** BEGIN Listing **

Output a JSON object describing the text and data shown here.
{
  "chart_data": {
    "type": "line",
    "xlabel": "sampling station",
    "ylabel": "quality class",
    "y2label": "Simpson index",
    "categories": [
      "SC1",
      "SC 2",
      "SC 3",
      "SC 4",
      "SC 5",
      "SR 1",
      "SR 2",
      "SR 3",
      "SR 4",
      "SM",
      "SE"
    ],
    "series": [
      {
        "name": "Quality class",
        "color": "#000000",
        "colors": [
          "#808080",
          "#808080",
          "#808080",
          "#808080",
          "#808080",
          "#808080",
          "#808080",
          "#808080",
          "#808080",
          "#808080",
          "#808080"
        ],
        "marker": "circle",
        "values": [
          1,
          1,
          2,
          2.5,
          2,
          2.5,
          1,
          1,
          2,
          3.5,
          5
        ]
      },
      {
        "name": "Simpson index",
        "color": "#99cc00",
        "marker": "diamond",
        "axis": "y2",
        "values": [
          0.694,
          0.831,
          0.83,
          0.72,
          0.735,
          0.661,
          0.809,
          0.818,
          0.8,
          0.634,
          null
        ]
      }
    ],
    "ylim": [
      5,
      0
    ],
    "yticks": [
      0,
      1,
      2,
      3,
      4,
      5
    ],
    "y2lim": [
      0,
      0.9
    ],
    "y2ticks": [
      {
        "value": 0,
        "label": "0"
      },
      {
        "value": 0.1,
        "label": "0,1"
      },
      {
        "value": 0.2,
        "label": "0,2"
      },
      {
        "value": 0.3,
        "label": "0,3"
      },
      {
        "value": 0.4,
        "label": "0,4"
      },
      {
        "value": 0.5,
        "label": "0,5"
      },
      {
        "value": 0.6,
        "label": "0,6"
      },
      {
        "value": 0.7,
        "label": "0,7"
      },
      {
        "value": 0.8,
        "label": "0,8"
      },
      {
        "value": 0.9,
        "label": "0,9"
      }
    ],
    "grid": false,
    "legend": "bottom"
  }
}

** END Listing **

**Objective**
Set out the complete listing exactly as shown.

**Task response**
Output a JSON object describing the text and data shown here.
{
  "chart_data": {
    "type": "line",
    "xlabel": "sampling station",
    "ylabel": "quality class",
    "y2label": "Simpson index",
    "categories": [
      "SC1",
      "SC 2",
      "SC 3",
      "SC 4",
      "SC 5",
      "SR 1",
      "SR 2",
      "SR 3",
      "SR 4",
      "SM",
      "SE"
    ],
    "series": [
      {
        "name": "Quality class",
        "color": "#000000",
        "colors": [
          "#808080",
          "#808080",
          "#808080",
          "#808080",
          "#808080",
          "#808080",
          "#808080",
          "#808080",
          "#808080",
          "#808080",
          "#808080"
        ],
        "marker": "circle",
        "values": [
          1,
          1,
          2,
          2.5,
          2,
          2.5,
          1,
          1,
          2,
          3.5,
          5
        ]
      },
      {
        "name": "Simpson index",
        "color": "#99cc00",
        "marker": "diamond",
        "axis": "y2",
        "values": [
          0.694,
          0.831,
          0.83,
          0.72,
          0.735,
          0.661,
          0.809,
          0.818,
          0.8,
          0.634,
          null
        ]
      }
    ],
    "ylim": [
      5,
      0
    ],
    "yticks": [
      0,
      1,
      2,
      3,
      4,
      5
    ],
    "y2lim": [
      0,
      0.9
    ],
    "y2ticks": [
      {
        "value": 0,
        "label": "0"
      },
      {
        "value": 0.1,
        "label": "0,1"
      },
      {
        "value": 0.2,
        "label": "0,2"
      },
      {
        "value": 0.3,
        "label": "0,3"
      },
      {
        "value": 0.4,
        "label": "0,4"
      },
      {
        "value": 0.5,
        "label": "0,5"
      },
      {
        "value": 0.6,
        "label": "0,6"
      },
      {
        "value": 0.7,
        "label": "0,7"
      },
      {
        "value": 0.8,
        "label": "0,8"
      },
      {
        "value": 0.9,
        "label": "0,9"
      }
    ],
    "grid": false,
    "legend": "bottom"
  }
}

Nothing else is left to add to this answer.